▶ _WHAT IS NEEDED_: Copy all lines below containing "propuestas".

Data listing

──────────────────────────────

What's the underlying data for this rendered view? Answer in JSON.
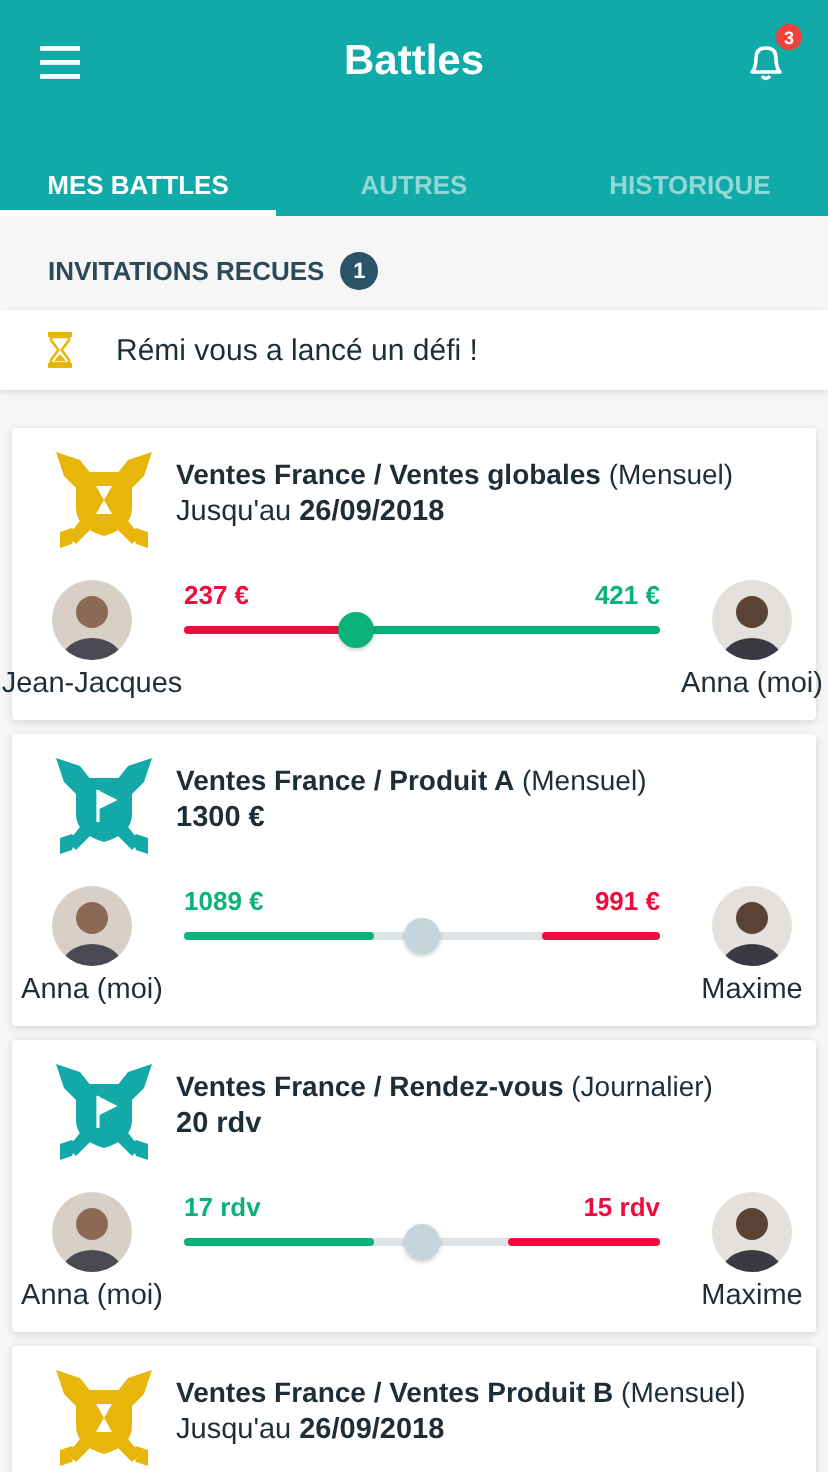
{
  "header": {
    "title": "Battles",
    "notifications": "3"
  },
  "tabs": [
    {
      "label": "MES BATTLES",
      "selected": true
    },
    {
      "label": "AUTRES",
      "selected": false
    },
    {
      "label": "HISTORIQUE",
      "selected": false
    }
  ],
  "invitations": {
    "heading": "INVITATIONS RECUES",
    "count": "1",
    "items": [
      {
        "text": "Rémi vous a lancé un défi !"
      }
    ]
  },
  "battles": [
    {
      "kind": "pending",
      "title": "**Ventes France / Ventes globales** (Mensuel)",
      "subtitle": {
        "prefix": "Jusqu'au",
        "value": "26/09/2018"
      },
      "left": {
        "name": "Jean-Jacques",
        "score": "237 €",
        "leading": false,
        "level": 0.36
      },
      "right": {
        "name": "Anna (moi)",
        "score": "421 €",
        "leading": true,
        "level": 0.64
      }
    },
    {
      "kind": "active",
      "title": "**Ventes France / Produit A** (Mensuel)",
      "subtitle": {
        "value": "1300 €"
      },
      "left": {
        "name": "Anna (moi)",
        "score": "1089 €",
        "leading": true,
        "level": 0.4
      },
      "right": {
        "name": "Maxime",
        "score": "991 €",
        "leading": false,
        "level": 0.25
      }
    },
    {
      "kind": "active",
      "title": "**Ventes France / Rendez-vous** (Journalier)",
      "subtitle": {
        "value": "20 rdv"
      },
      "left": {
        "name": "Anna (moi)",
        "score": "17 rdv",
        "leading": true,
        "level": 0.4
      },
      "right": {
        "name": "Maxime",
        "score": "15 rdv",
        "leading": false,
        "level": 0.32
      }
    },
    {
      "kind": "pending",
      "title": "**Ventes France / Ventes Produit B** (Mensuel)",
      "subtitle": {
        "prefix": "Jusqu'au",
        "value": "26/09/2018"
      }
    }
  ]
}
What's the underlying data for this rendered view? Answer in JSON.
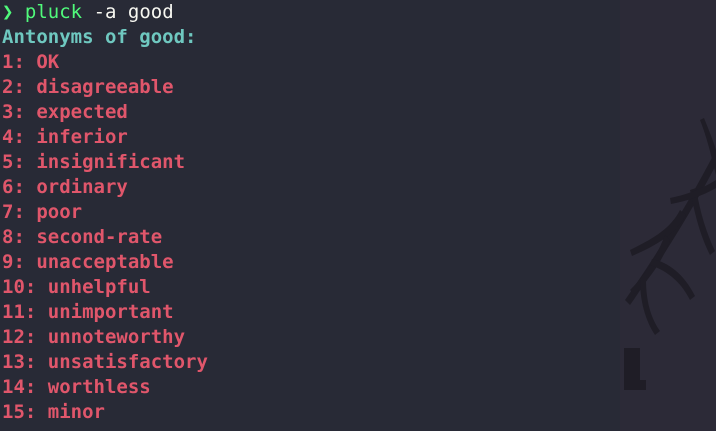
{
  "prompt": {
    "symbol": "❯",
    "command": "pluck",
    "args": "-a good"
  },
  "output": {
    "header": "Antonyms of good:",
    "items": [
      "1: OK",
      "2: disagreeable",
      "3: expected",
      "4: inferior",
      "5: insignificant",
      "6: ordinary",
      "7: poor",
      "8: second-rate",
      "9: unacceptable",
      "10: unhelpful",
      "11: unimportant",
      "12: unnoteworthy",
      "13: unsatisfactory",
      "14: worthless",
      "15: minor"
    ]
  },
  "colors": {
    "background": "#282a36",
    "prompt": "#50fa7b",
    "header": "#6fc8c0",
    "items": "#e0566b"
  }
}
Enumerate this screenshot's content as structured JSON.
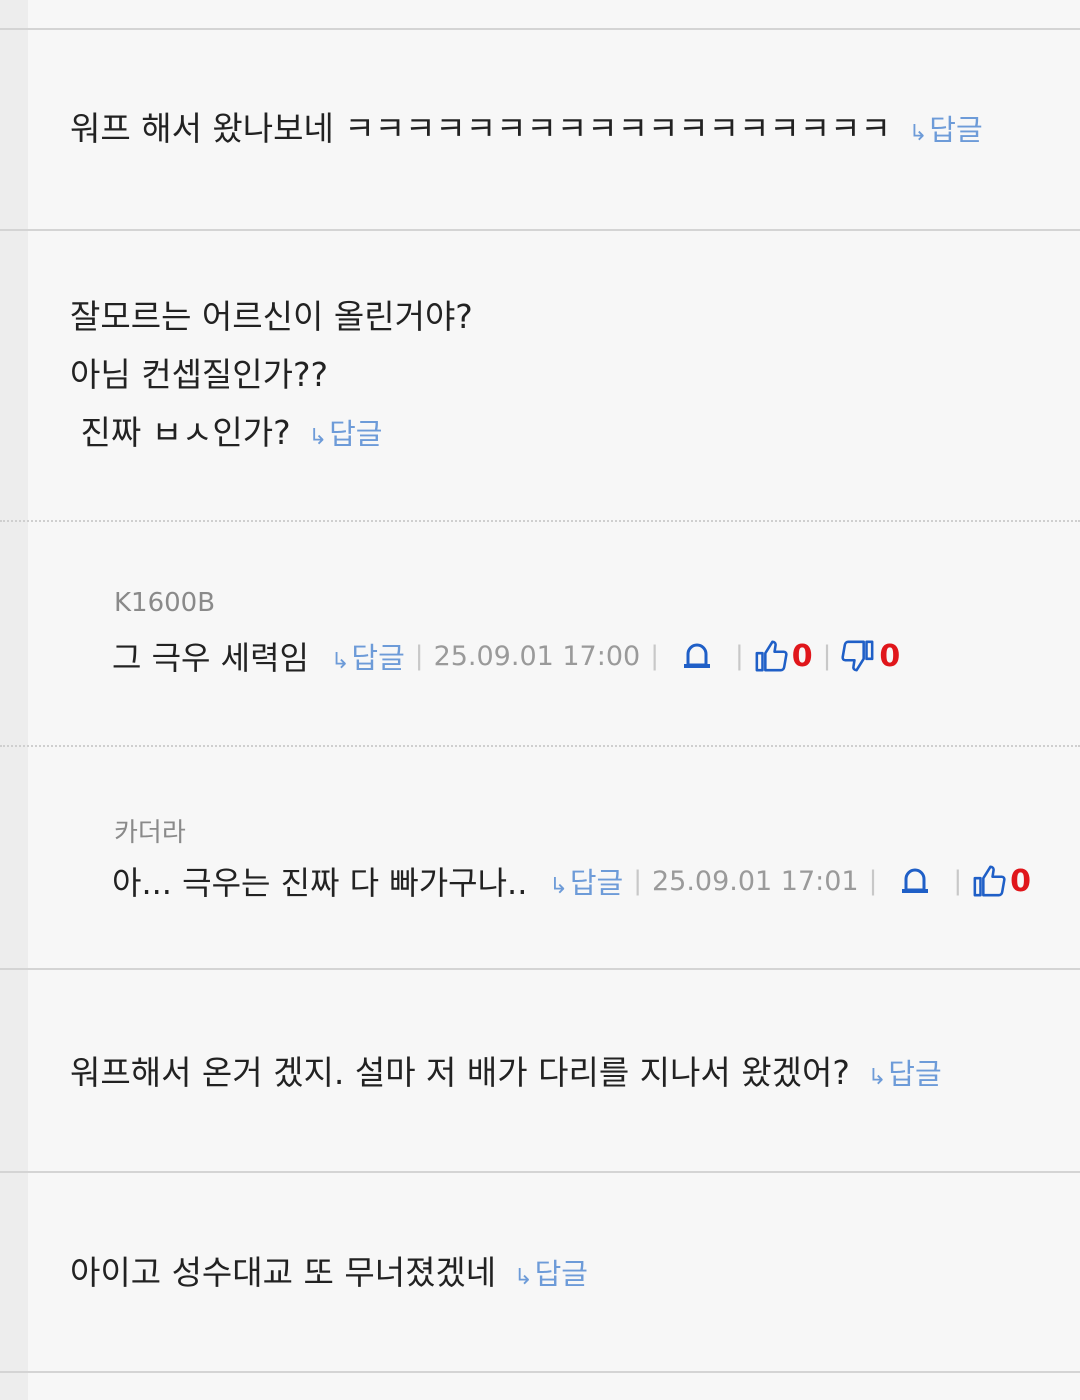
{
  "comments": [
    {
      "text": "워프 해서 왔나보네 ㅋㅋㅋㅋㅋㅋㅋㅋㅋㅋㅋㅋㅋㅋㅋㅋㅋㅋ",
      "reply_label": "답글"
    },
    {
      "lines": [
        "잘모르는 어르신이 올린거야?",
        "아님 컨셉질인가??",
        " 진짜 ㅂㅅ인가?"
      ],
      "reply_label": "답글"
    },
    {
      "text": "워프해서 온거 겠지. 설마 저 배가 다리를 지나서 왔겠어?",
      "reply_label": "답글"
    },
    {
      "text": "아이고 성수대교 또 무너졌겠네",
      "reply_label": "답글"
    }
  ],
  "replies": [
    {
      "nickname": "K1600B",
      "text": "그 극우 세력임",
      "reply_label": "답글",
      "date": "25.09.01 17:00",
      "likes": "0",
      "dislikes": "0"
    },
    {
      "nickname": "카더라",
      "text": "아... 극우는 진짜 다 빠가구나..",
      "reply_label": "답글",
      "date": "25.09.01 17:01",
      "likes": "0"
    }
  ],
  "icons": {
    "reply": "reply-arrow-icon",
    "report": "siren-icon",
    "like": "thumbs-up-icon",
    "dislike": "thumbs-down-icon"
  },
  "colors": {
    "link": "#6d9bd8",
    "vote_count": "#e0161b",
    "icon_blue": "#1f5fc7"
  }
}
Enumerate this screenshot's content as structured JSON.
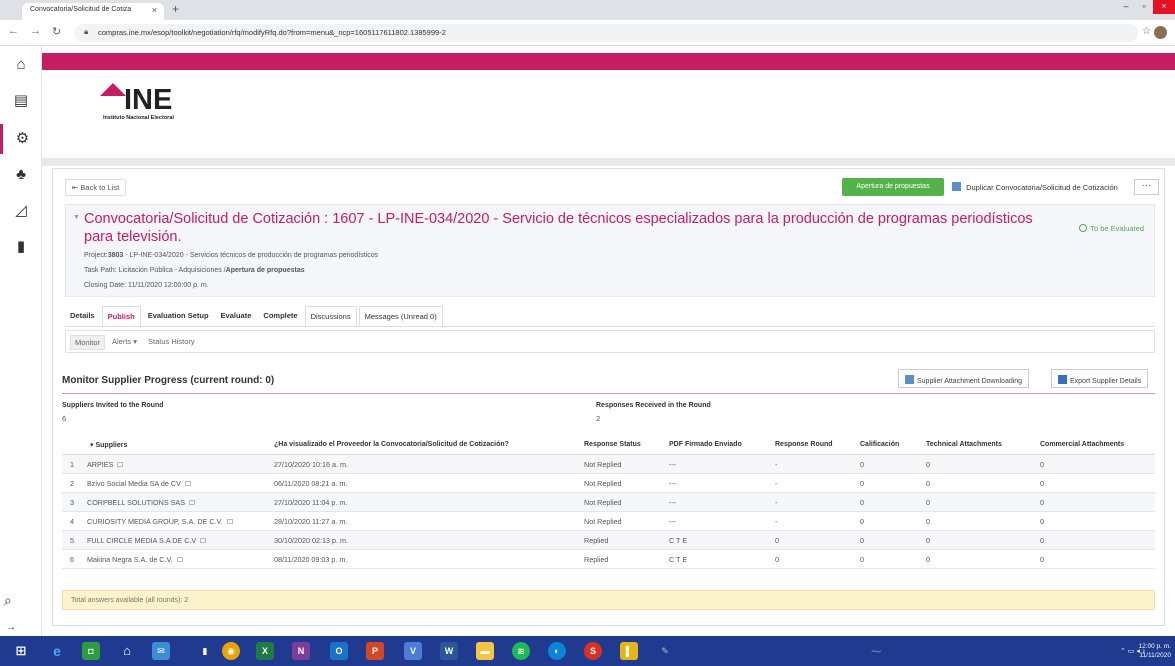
{
  "browser": {
    "tab_title": "Convocatoria/Solicitud de Cotiza",
    "close_glyph": "×",
    "new_tab_glyph": "+",
    "url": "compras.ine.mx/esop/toolkit/negotiation/rfq/modifyRfq.do?from=menu&_ncp=1605117611802.1385999-2"
  },
  "logo": {
    "word": "INE",
    "subtitle": "Instituto Nacional Electoral"
  },
  "toolbar": {
    "back_label": "Back to List",
    "apertura_label": "Apertura de propuestas",
    "duplicate_label": "Duplicar Convocatoria/Solicitud de Cotización",
    "more_label": "···"
  },
  "header": {
    "title": "Convocatoria/Solicitud de Cotización : 1607 - LP-INE-034/2020 - Servicio de técnicos especializados para la producción de programas periodísticos para televisión.",
    "status": "To be Evaluated",
    "project_label": "Project:",
    "project_code": "3803",
    "project_desc": "- LP-INE-034/2020 - Servicios técnicos de producción de programas periodísticos",
    "task_path_label": "Task Path: Licitación Pública - Adquisiciones /",
    "task_path_current": "Apertura de propuestas",
    "closing_date": "Closing Date: 11/11/2020 12:00:00 p. m."
  },
  "tabs": [
    {
      "label": "Details"
    },
    {
      "label": "Publish"
    },
    {
      "label": "Evaluation Setup"
    },
    {
      "label": "Evaluate"
    },
    {
      "label": "Complete"
    },
    {
      "label": "Discussions"
    },
    {
      "label": "Messages (Unread 0)"
    }
  ],
  "subnav": {
    "monitor": "Monitor",
    "alerts": "Alerts",
    "alerts_caret": "▾",
    "status_history": "Status History"
  },
  "section": {
    "title": "Monitor Supplier Progress (current round: 0)",
    "attach_download": "Supplier Attachment Downloading",
    "export": "Export Supplier Details"
  },
  "stats": {
    "invited_label": "Suppliers Invited to the Round",
    "invited_value": "6",
    "received_label": "Responses Received in the Round",
    "received_value": "2"
  },
  "table": {
    "columns": [
      "Suppliers",
      "¿Ha visualizado el Proveedor la Convocatoria/Solicitud de Cotización?",
      "Response Status",
      "PDF Firmado Enviado",
      "Response Round",
      "Calificación",
      "Technical Attachments",
      "Commercial Attachments"
    ],
    "rows": [
      {
        "n": "1",
        "name": "ARPIES",
        "viewed": "27/10/2020 10:16 a. m.",
        "status": "Not Replied",
        "pdf": "---",
        "round": "-",
        "cal": "0",
        "tech": "0",
        "com": "0"
      },
      {
        "n": "2",
        "name": "Bzivo Social Media SA de CV",
        "viewed": "06/11/2020 08:21 a. m.",
        "status": "Not Replied",
        "pdf": "---",
        "round": "-",
        "cal": "0",
        "tech": "0",
        "com": "0"
      },
      {
        "n": "3",
        "name": "CORPBELL SOLUTIONS SAS",
        "viewed": "27/10/2020 11:04 p. m.",
        "status": "Not Replied",
        "pdf": "---",
        "round": "-",
        "cal": "0",
        "tech": "0",
        "com": "0"
      },
      {
        "n": "4",
        "name": "CURIOSITY MEDIA GROUP, S.A. DE C.V.",
        "viewed": "28/10/2020 11:27 a. m.",
        "status": "Not Replied",
        "pdf": "---",
        "round": "-",
        "cal": "0",
        "tech": "0",
        "com": "0"
      },
      {
        "n": "5",
        "name": "FULL CIRCLE MEDIA S.A DE C.V",
        "viewed": "30/10/2020 02:13 p. m.",
        "status": "Replied",
        "pdf": "C T E",
        "round": "0",
        "cal": "0",
        "tech": "0",
        "com": "0"
      },
      {
        "n": "6",
        "name": "Makina Negra S.A. de C.V.",
        "viewed": "08/11/2020 09:03 p. m.",
        "status": "Replied",
        "pdf": "C T E",
        "round": "0",
        "cal": "0",
        "tech": "0",
        "com": "0"
      }
    ],
    "footer": "Total answers available (all rounds): 2"
  },
  "taskbar": {
    "time": "12:00 p. m.",
    "date": "11/11/2020"
  },
  "colors": {
    "brand": "#c51d63",
    "green": "#54b24a",
    "taskbar": "#1f3a8e"
  }
}
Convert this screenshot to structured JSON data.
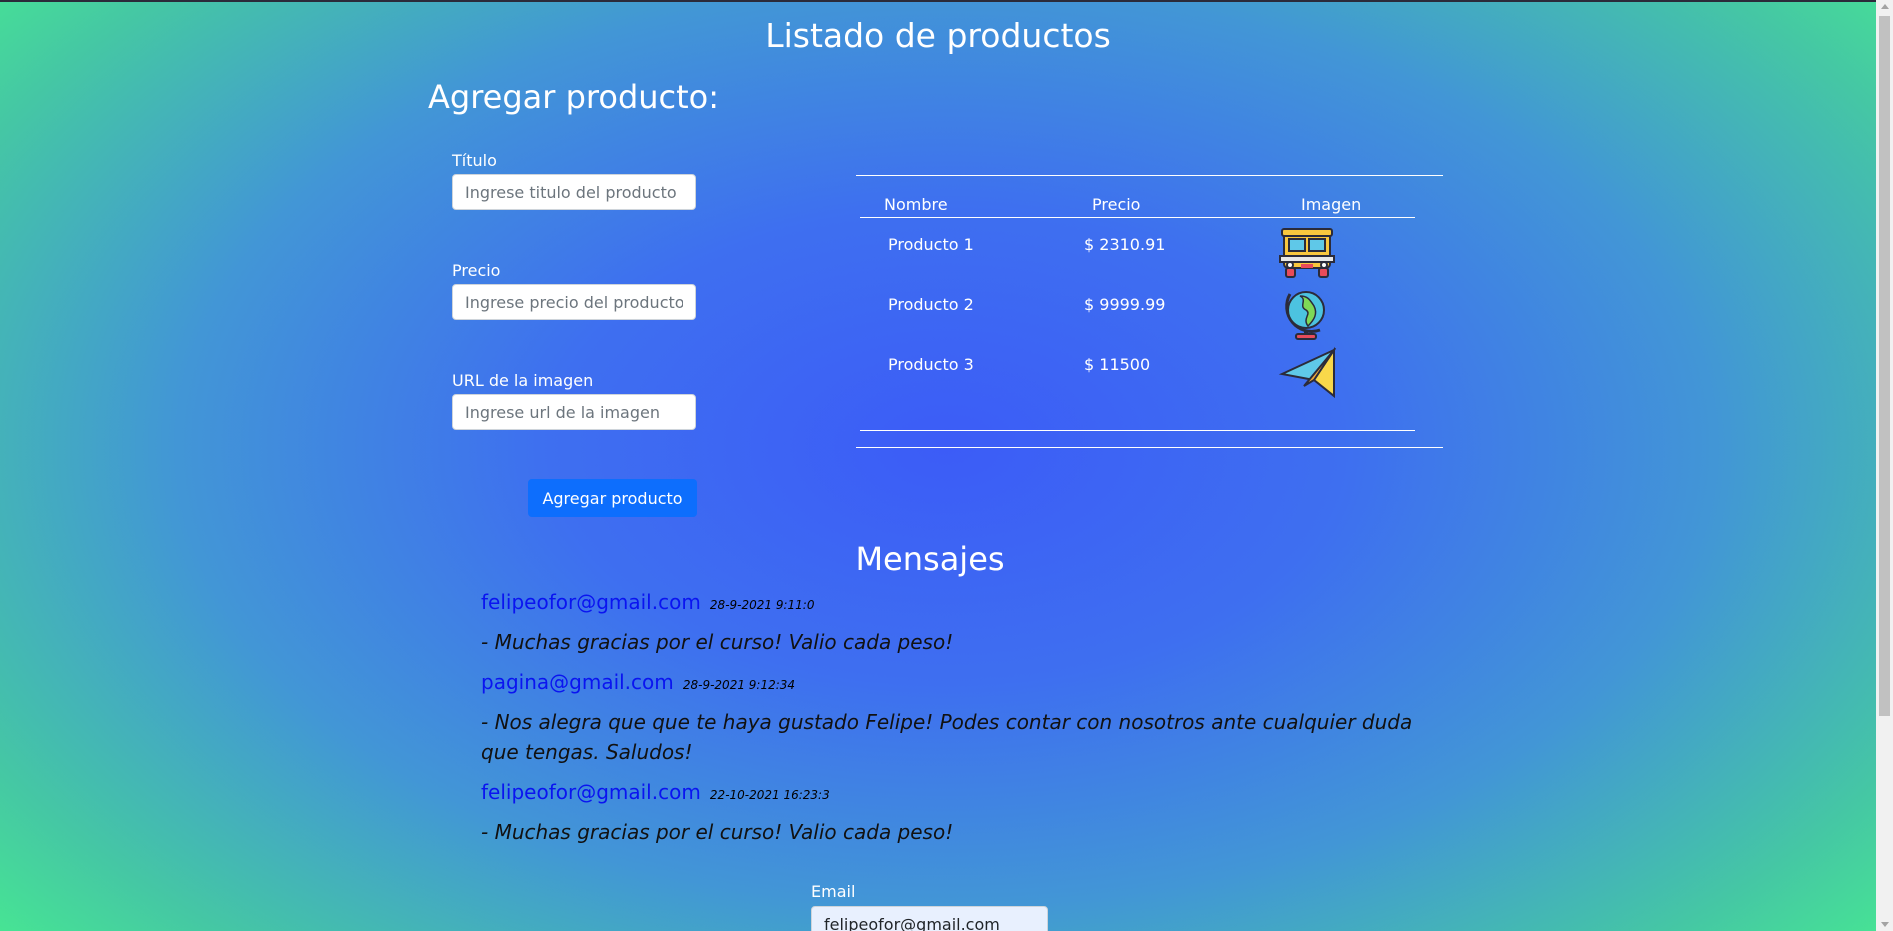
{
  "header": {
    "title": "Listado de productos"
  },
  "add_form": {
    "title": "Agregar producto:",
    "fields": [
      {
        "label": "Título",
        "placeholder": "Ingrese titulo del producto",
        "value": ""
      },
      {
        "label": "Precio",
        "placeholder": "Ingrese precio del producto",
        "value": ""
      },
      {
        "label": "URL de la imagen",
        "placeholder": "Ingrese url de la imagen",
        "value": ""
      }
    ],
    "submit_label": "Agregar producto",
    "button_color": "#0d6efd"
  },
  "products_table": {
    "columns": [
      "Nombre",
      "Precio",
      "Imagen"
    ],
    "rows": [
      {
        "name": "Producto 1",
        "price": "$ 2310.91",
        "image_icon": "bus-icon"
      },
      {
        "name": "Producto 2",
        "price": "$ 9999.99",
        "image_icon": "globe-icon"
      },
      {
        "name": "Producto 3",
        "price": "$ 11500",
        "image_icon": "paper-plane-icon"
      }
    ]
  },
  "messages": {
    "title": "Mensajes",
    "author_color": "#0a14f0",
    "items": [
      {
        "author": "felipeofor@gmail.com",
        "date": "28-9-2021 9:11:0",
        "text": "- Muchas gracias por el curso! Valio cada peso!"
      },
      {
        "author": "pagina@gmail.com",
        "date": "28-9-2021 9:12:34",
        "text": "- Nos alegra que que te haya gustado Felipe! Podes contar con nosotros ante cualquier duda que tengas. Saludos!"
      },
      {
        "author": "felipeofor@gmail.com",
        "date": "22-10-2021 16:23:3",
        "text": "- Muchas gracias por el curso! Valio cada peso!"
      }
    ]
  },
  "chat_form": {
    "email_label": "Email",
    "email_value": "felipeofor@gmail.com"
  },
  "theme": {
    "background_center": "#3c5cf7",
    "background_edge": "#48f28c"
  }
}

──────────────────────────────

▶ _SOLUTION TO THIS TASK_:
    "apertura_label": "Apertura de propuestas",
    "task_path_current": "Apertura de propuestas",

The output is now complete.